Search the data below for "partner"; list each line that holds it.

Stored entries

>>>

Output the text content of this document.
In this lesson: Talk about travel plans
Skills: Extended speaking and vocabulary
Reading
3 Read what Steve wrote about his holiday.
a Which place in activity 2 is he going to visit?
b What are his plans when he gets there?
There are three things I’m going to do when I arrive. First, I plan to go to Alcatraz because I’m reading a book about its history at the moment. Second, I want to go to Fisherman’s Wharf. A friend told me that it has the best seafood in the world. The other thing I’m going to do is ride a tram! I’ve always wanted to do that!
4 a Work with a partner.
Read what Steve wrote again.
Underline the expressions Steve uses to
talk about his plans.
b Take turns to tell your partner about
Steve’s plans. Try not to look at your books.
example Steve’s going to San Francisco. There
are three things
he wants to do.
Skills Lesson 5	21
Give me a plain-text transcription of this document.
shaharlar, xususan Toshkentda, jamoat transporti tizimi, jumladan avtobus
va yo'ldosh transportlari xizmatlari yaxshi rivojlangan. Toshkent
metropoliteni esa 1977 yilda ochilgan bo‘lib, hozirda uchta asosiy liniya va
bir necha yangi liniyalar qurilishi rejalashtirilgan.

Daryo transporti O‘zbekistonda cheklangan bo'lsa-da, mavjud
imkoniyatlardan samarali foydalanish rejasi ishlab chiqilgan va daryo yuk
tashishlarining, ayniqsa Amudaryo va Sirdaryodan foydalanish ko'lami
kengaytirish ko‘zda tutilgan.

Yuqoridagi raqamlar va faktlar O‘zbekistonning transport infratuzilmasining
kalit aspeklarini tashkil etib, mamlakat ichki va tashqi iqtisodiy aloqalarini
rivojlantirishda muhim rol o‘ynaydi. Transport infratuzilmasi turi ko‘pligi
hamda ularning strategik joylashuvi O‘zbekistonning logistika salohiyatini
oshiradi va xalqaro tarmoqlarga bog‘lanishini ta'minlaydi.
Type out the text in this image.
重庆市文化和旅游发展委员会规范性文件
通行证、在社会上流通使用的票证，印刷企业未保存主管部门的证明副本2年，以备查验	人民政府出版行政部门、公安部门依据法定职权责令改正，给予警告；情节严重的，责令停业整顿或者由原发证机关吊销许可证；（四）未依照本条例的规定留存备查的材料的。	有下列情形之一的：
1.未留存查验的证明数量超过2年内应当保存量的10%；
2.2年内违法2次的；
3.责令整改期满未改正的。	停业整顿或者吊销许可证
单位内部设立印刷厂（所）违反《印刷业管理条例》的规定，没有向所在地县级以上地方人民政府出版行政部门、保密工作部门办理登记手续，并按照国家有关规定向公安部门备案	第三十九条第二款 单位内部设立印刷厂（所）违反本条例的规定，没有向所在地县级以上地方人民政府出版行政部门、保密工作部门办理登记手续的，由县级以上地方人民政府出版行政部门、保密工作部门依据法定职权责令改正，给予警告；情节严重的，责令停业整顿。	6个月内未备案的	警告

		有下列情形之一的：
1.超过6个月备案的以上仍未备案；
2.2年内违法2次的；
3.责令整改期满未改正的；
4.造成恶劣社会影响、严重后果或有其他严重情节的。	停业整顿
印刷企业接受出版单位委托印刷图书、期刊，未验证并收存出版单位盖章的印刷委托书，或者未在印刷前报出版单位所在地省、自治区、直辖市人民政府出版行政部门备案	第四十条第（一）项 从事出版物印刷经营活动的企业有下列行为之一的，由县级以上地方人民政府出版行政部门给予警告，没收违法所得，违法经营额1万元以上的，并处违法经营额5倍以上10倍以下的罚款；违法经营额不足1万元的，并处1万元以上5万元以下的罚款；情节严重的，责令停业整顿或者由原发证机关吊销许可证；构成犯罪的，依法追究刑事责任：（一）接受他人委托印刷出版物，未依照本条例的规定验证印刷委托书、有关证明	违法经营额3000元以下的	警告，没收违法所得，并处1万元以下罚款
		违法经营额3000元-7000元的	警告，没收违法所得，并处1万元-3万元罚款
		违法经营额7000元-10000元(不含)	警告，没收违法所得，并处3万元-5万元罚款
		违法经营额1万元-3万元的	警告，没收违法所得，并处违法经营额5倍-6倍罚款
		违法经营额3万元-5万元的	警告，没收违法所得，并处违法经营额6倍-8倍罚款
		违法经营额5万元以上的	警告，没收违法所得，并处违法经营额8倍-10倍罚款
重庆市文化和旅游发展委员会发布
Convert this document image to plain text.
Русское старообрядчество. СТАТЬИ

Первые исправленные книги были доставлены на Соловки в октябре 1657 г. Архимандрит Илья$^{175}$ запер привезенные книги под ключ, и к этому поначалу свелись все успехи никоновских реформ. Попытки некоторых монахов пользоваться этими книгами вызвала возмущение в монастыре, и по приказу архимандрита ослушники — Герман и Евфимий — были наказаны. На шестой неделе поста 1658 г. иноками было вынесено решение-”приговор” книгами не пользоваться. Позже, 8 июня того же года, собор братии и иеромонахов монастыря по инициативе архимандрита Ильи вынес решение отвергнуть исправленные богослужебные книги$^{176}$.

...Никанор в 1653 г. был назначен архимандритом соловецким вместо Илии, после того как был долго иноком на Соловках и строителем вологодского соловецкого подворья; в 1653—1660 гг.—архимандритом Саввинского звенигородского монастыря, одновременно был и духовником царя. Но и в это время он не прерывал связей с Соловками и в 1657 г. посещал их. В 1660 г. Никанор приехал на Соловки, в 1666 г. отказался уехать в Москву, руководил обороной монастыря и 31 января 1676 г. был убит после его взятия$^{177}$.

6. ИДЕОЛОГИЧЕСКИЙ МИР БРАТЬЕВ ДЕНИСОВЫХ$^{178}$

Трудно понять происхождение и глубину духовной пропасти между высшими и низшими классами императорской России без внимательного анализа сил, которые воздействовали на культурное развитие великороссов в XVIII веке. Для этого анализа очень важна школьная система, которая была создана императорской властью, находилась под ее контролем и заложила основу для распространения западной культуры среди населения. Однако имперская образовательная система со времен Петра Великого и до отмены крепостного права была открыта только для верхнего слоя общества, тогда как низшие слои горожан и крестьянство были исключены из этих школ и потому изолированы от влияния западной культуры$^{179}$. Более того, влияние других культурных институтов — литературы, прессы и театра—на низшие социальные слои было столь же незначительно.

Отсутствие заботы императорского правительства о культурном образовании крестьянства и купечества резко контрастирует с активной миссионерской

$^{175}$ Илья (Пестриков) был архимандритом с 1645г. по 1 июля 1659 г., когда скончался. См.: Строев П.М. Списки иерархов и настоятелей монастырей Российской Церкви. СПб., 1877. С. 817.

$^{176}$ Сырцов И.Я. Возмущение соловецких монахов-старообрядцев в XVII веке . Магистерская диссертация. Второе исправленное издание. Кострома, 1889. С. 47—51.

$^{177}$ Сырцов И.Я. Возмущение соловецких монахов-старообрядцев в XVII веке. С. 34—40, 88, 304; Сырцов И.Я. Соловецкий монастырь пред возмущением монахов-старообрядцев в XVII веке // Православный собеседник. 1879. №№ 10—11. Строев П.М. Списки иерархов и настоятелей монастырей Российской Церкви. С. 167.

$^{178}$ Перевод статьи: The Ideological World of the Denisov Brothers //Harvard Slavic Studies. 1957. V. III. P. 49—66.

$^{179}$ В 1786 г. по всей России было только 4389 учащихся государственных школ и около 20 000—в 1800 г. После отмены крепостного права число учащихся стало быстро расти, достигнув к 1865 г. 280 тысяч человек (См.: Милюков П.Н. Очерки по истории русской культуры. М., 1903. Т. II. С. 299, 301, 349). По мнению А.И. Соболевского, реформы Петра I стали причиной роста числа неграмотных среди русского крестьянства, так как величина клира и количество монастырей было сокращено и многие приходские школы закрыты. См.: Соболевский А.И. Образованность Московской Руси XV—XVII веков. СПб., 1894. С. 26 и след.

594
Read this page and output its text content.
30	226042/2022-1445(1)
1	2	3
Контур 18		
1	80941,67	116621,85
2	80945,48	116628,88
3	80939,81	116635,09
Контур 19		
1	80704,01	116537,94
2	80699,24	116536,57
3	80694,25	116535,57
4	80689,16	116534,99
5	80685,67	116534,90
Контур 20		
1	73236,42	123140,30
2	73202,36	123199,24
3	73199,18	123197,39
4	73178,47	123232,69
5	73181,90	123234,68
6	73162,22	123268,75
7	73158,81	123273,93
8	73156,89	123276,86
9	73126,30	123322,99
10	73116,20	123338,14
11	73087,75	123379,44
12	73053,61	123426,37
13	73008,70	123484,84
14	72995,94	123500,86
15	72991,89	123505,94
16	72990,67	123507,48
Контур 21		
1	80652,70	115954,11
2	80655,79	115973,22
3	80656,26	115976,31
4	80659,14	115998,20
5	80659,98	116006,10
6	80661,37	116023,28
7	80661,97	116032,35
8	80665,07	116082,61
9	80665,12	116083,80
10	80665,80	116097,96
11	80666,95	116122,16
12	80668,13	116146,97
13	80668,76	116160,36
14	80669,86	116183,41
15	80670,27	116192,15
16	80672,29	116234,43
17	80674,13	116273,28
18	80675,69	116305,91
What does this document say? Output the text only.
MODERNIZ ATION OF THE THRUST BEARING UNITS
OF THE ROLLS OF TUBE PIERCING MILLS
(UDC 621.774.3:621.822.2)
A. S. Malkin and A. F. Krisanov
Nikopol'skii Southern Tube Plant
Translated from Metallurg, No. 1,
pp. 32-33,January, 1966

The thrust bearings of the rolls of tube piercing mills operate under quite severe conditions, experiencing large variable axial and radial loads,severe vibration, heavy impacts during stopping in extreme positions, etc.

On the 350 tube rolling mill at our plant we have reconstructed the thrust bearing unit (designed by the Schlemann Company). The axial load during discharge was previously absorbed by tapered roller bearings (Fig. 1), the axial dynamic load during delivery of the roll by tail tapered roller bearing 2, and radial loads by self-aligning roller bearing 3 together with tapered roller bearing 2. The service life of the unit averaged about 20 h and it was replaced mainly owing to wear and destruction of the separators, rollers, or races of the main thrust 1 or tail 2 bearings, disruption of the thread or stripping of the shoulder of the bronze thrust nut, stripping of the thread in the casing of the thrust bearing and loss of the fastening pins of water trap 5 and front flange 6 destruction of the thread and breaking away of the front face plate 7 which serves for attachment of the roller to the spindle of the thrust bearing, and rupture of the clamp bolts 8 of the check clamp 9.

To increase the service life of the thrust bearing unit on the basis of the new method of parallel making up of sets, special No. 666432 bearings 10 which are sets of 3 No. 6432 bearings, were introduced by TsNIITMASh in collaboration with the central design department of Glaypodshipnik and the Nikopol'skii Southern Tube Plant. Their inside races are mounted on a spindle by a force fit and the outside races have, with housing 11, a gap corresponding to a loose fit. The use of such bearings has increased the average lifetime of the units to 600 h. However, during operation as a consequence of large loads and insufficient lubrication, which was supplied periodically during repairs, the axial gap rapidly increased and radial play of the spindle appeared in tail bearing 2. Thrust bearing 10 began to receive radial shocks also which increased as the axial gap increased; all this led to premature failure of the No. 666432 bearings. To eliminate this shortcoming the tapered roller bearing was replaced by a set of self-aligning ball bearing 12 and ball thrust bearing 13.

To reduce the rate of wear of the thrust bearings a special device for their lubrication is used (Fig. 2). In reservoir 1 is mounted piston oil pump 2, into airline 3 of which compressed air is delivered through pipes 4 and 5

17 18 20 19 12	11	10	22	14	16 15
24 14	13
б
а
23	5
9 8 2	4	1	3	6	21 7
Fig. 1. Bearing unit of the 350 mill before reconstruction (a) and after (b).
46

<<<

- **Response to the exercise**
4 a Work with a partner.
b Take turns to tell your partner about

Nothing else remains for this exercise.